• **GIVEN REQUEST**
Reproduce all entries precisely as they are written.

(Stored entries)
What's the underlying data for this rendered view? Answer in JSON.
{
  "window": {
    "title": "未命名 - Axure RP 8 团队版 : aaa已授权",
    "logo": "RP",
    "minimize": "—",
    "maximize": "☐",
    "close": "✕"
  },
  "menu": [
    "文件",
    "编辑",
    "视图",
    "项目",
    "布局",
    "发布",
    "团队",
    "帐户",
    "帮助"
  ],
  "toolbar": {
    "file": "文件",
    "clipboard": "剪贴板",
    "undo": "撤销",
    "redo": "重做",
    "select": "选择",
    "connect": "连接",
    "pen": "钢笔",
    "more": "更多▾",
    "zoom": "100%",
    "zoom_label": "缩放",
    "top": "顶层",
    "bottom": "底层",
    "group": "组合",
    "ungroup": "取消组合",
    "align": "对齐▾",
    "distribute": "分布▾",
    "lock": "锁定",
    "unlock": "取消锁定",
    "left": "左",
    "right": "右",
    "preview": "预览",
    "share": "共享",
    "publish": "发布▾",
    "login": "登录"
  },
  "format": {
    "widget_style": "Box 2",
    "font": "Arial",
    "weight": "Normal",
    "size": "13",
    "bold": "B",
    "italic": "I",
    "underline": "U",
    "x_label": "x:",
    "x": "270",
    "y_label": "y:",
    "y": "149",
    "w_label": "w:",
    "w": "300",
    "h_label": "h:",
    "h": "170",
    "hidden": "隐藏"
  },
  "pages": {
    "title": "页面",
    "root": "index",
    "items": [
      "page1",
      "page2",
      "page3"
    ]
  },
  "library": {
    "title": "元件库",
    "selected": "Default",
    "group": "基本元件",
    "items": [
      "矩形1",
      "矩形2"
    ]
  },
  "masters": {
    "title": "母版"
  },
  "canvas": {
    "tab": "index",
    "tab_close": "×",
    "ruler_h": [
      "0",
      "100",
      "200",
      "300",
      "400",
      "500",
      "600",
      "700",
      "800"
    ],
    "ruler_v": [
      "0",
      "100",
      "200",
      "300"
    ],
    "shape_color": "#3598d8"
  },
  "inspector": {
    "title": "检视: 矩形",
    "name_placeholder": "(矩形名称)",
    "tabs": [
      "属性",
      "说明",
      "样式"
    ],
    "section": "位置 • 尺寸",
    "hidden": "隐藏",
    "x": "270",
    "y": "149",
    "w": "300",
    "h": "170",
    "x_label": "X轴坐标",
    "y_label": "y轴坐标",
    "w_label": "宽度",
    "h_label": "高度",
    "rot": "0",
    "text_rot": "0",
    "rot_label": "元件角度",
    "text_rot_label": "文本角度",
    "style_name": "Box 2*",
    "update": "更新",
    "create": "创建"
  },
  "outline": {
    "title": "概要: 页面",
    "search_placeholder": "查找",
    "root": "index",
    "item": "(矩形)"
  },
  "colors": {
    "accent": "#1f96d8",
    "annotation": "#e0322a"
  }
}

• **THE SOLUTION**
What's the underlying data for this rendered view? Answer in JSON.
{
  "window": {
    "title": "未命名 - Axure RP 8 团队版 : aaa已授权",
    "logo": "RP",
    "minimize": "—",
    "maximize": "☐",
    "close": "✕"
  },
  "menu": [
    "文件",
    "编辑",
    "视图",
    "项目",
    "布局",
    "发布",
    "团队",
    "帐户",
    "帮助"
  ],
  "toolbar": {
    "file": "文件",
    "clipboard": "剪贴板",
    "undo": "撤销",
    "redo": "重做",
    "select": "选择",
    "connect": "连接",
    "pen": "钢笔",
    "more": "更多▾",
    "zoom": "100%",
    "zoom_label": "缩放",
    "top": "顶层",
    "bottom": "底层",
    "group": "组合",
    "ungroup": "取消组合",
    "align": "对齐▾",
    "distribute": "分布▾",
    "lock": "锁定",
    "unlock": "取消锁定",
    "left": "左",
    "right": "右",
    "preview": "预览",
    "share": "共享",
    "publish": "发布▾",
    "login": "登录"
  },
  "format": {
    "widget_style": "Box 2",
    "font": "Arial",
    "weight": "Normal",
    "size": "13",
    "bold": "B",
    "italic": "I",
    "underline": "U",
    "x_label": "x:",
    "x": "270",
    "y_label": "y:",
    "y": "149",
    "w_label": "w:",
    "w": "300",
    "h_label": "h:",
    "h": "170",
    "hidden": "隐藏"
  },
  "pages": {
    "title": "页面",
    "root": "index",
    "items": [
      "page1",
      "page2",
      "page3"
    ]
  },
  "library": {
    "title": "元件库",
    "selected": "Default",
    "group": "基本元件",
    "items": [
      "矩形1",
      "矩形2"
    ]
  },
  "masters": {
    "title": "母版"
  },
  "canvas": {
    "tab": "index",
    "tab_close": "×",
    "ruler_h": [
      "0",
      "100",
      "200",
      "300",
      "400",
      "500",
      "600",
      "700",
      "800"
    ],
    "ruler_v": [
      "0",
      "100",
      "200",
      "300"
    ],
    "shape_color": "#3598d8"
  },
  "inspector": {
    "title": "检视: 矩形",
    "name_placeholder": "(矩形名称)",
    "tabs": [
      "属性",
      "说明",
      "样式"
    ],
    "section": "位置 • 尺寸",
    "hidden": "隐藏",
    "x": "270",
    "y": "149",
    "w": "300",
    "h": "170",
    "x_label": "X轴坐标",
    "y_label": "y轴坐标",
    "w_label": "宽度",
    "h_label": "高度",
    "rot": "0",
    "text_rot": "0",
    "rot_label": "元件角度",
    "text_rot_label": "文本角度",
    "style_name": "Box 2*",
    "update": "更新",
    "create": "创建"
  },
  "outline": {
    "title": "概要: 页面",
    "search_placeholder": "查找",
    "root": "index",
    "item": "(矩形)"
  },
  "colors": {
    "accent": "#1f96d8",
    "annotation": "#e0322a"
  }
}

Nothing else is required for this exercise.